* **Stated task**
Where a line below holds the string "value", copy that line.

* **Supplied material**
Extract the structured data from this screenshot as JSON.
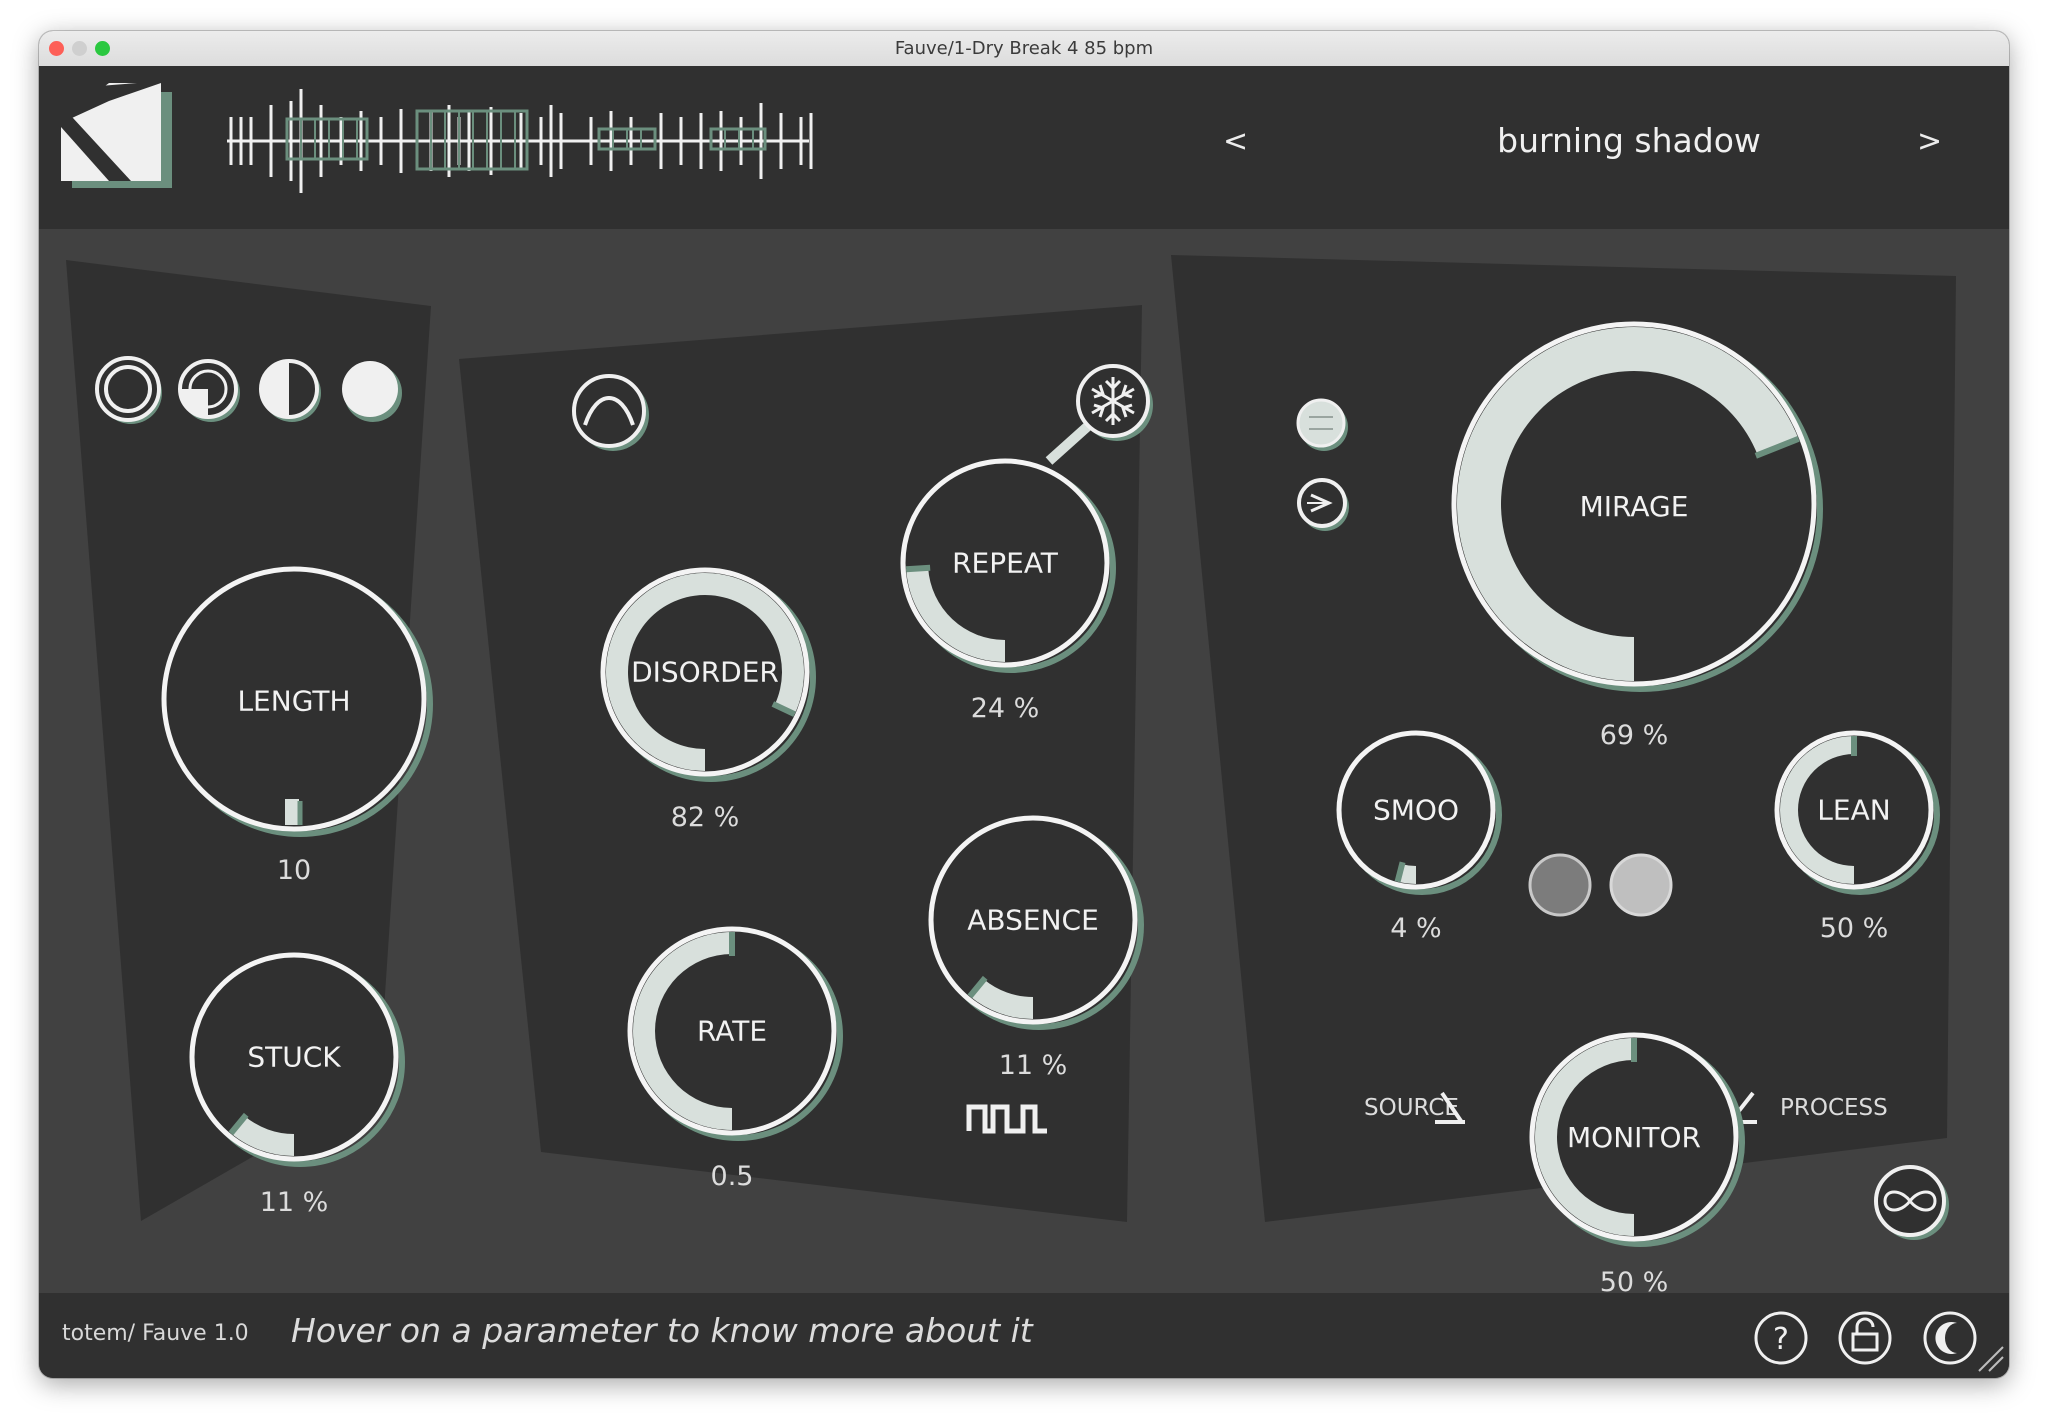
{
  "window": {
    "title": "Fauve/1-Dry Break 4 85 bpm"
  },
  "preset": {
    "prev": "<",
    "name": "burning shadow",
    "next": ">"
  },
  "colors": {
    "accent": "#6b8f7e",
    "knob_fill": "#d8e0dc",
    "panel": "#303030",
    "bg": "#414141",
    "text": "#f2f2f2"
  },
  "knobs": {
    "length": {
      "label": "LENGTH",
      "value": "10"
    },
    "stuck": {
      "label": "STUCK",
      "value": "11 %"
    },
    "disorder": {
      "label": "DISORDER",
      "value": "82 %"
    },
    "rate": {
      "label": "RATE",
      "value": "0.5"
    },
    "repeat": {
      "label": "REPEAT",
      "value": "24 %"
    },
    "absence": {
      "label": "ABSENCE",
      "value": "11 %"
    },
    "mirage": {
      "label": "MIRAGE",
      "value": "69 %"
    },
    "smoo": {
      "label": "SMOO",
      "value": "4 %"
    },
    "lean": {
      "label": "LEAN",
      "value": "50 %"
    },
    "monitor": {
      "label": "MONITOR",
      "value": "50 %"
    }
  },
  "knob_levels": {
    "stuck": 0.11,
    "disorder": 0.82,
    "rate": 0.5,
    "repeat": 0.24,
    "absence": 0.11,
    "mirage": 0.69,
    "smoo": 0.04,
    "lean": 0.5,
    "monitor": 0.5
  },
  "monitor_labels": {
    "source": "SOURCE",
    "process": "PROCESS"
  },
  "icons": {
    "shape_selector": [
      "circle-outline-icon",
      "circle-three-quarter-icon",
      "circle-half-icon",
      "circle-full-icon"
    ],
    "envelope": "envelope-curve-icon",
    "freeze": "snowflake-icon",
    "gate": "square-wave-icon",
    "mirage_modes": [
      "minus-icon",
      "play-arrow-icon"
    ],
    "dots": [
      "dot-dark-icon",
      "dot-light-icon"
    ],
    "loop": "infinity-icon",
    "footer": [
      "help-icon",
      "lock-icon",
      "moon-icon"
    ]
  },
  "footer": {
    "version": "totem/ Fauve 1.0",
    "help_text": "Hover on a parameter to know more about it"
  }
}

* **Finished exercise**
      "value": "10"
      "value": "11 %"
      "value": "82 %"
      "value": "0.5"
      "value": "24 %"
      "value": "11 %"
      "value": "69 %"
      "value": "4 %"
      "value": "50 %"
      "value": "50 %"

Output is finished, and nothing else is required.